▶ **Goal of the exercise**: Give the number of lines containing "Mutter" in this listing, with no other words.

▶ **Excerpted records**:
==========

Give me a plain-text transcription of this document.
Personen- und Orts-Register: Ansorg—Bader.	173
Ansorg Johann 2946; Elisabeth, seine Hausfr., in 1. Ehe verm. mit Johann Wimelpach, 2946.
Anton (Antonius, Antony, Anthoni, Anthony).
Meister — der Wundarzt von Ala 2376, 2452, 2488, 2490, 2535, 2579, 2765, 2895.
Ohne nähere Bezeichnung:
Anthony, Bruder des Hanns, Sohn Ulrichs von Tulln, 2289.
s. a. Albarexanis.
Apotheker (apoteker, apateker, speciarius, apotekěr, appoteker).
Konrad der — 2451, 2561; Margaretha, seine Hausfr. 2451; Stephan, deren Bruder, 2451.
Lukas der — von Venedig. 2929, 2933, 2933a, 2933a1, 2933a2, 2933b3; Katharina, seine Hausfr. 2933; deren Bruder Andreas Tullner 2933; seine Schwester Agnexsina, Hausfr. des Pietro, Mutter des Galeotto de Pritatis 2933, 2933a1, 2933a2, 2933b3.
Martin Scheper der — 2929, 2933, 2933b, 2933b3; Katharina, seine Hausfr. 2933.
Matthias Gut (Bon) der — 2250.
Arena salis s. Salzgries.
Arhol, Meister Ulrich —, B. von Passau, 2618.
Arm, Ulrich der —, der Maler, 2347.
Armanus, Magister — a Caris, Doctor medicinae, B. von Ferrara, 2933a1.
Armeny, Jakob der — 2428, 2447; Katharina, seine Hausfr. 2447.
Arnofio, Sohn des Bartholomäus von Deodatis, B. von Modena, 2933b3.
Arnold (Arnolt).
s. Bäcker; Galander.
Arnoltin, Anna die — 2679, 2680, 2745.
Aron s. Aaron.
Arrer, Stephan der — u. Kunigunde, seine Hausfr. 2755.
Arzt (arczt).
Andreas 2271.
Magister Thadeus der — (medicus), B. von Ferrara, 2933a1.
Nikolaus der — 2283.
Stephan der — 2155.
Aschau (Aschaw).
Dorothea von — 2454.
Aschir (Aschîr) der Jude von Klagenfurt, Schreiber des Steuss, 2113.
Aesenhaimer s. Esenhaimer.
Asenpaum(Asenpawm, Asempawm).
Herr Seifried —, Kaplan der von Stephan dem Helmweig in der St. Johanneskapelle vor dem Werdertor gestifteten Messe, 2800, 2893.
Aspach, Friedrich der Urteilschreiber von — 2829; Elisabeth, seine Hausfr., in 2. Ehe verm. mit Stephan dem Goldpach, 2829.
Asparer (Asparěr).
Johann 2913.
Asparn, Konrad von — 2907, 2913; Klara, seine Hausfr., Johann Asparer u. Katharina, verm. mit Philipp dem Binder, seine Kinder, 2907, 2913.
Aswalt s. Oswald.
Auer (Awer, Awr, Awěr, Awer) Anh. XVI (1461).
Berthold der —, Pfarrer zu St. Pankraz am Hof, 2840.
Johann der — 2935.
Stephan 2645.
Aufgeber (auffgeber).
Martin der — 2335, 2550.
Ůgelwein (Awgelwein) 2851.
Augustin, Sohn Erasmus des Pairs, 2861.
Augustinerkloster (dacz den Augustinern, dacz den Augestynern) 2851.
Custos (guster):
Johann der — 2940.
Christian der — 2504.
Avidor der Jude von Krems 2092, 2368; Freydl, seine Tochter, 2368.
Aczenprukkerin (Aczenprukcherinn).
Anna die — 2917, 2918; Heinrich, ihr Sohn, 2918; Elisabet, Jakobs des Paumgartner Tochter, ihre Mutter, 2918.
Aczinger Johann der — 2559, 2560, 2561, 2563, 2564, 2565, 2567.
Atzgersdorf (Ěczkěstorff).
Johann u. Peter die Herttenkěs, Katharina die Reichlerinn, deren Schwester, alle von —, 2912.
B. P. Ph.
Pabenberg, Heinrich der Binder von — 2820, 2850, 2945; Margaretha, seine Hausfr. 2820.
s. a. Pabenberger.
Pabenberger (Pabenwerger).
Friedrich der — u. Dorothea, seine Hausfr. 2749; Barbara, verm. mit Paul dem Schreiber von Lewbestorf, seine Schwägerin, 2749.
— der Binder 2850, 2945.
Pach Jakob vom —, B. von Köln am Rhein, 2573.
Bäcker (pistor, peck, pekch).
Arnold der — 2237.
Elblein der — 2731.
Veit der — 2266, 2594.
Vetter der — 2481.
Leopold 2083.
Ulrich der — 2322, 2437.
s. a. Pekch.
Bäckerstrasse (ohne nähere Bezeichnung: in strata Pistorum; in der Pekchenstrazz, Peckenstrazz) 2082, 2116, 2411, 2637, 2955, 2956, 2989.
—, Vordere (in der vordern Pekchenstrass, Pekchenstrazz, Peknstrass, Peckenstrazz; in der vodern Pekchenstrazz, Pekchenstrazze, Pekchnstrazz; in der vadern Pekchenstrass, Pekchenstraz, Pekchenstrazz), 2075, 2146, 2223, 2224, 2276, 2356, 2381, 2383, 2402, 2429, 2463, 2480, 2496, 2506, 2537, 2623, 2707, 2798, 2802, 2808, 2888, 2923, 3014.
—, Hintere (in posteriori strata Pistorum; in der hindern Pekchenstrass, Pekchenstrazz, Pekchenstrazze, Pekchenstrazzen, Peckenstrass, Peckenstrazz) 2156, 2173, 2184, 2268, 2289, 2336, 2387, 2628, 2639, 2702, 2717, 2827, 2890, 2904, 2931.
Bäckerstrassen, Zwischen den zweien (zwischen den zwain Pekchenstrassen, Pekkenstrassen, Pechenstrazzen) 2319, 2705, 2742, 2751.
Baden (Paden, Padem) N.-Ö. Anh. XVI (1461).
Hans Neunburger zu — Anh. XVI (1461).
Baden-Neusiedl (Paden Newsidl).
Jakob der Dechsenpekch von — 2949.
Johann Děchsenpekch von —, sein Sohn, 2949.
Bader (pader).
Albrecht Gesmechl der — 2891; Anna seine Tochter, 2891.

==========

▶ **Result below**: 2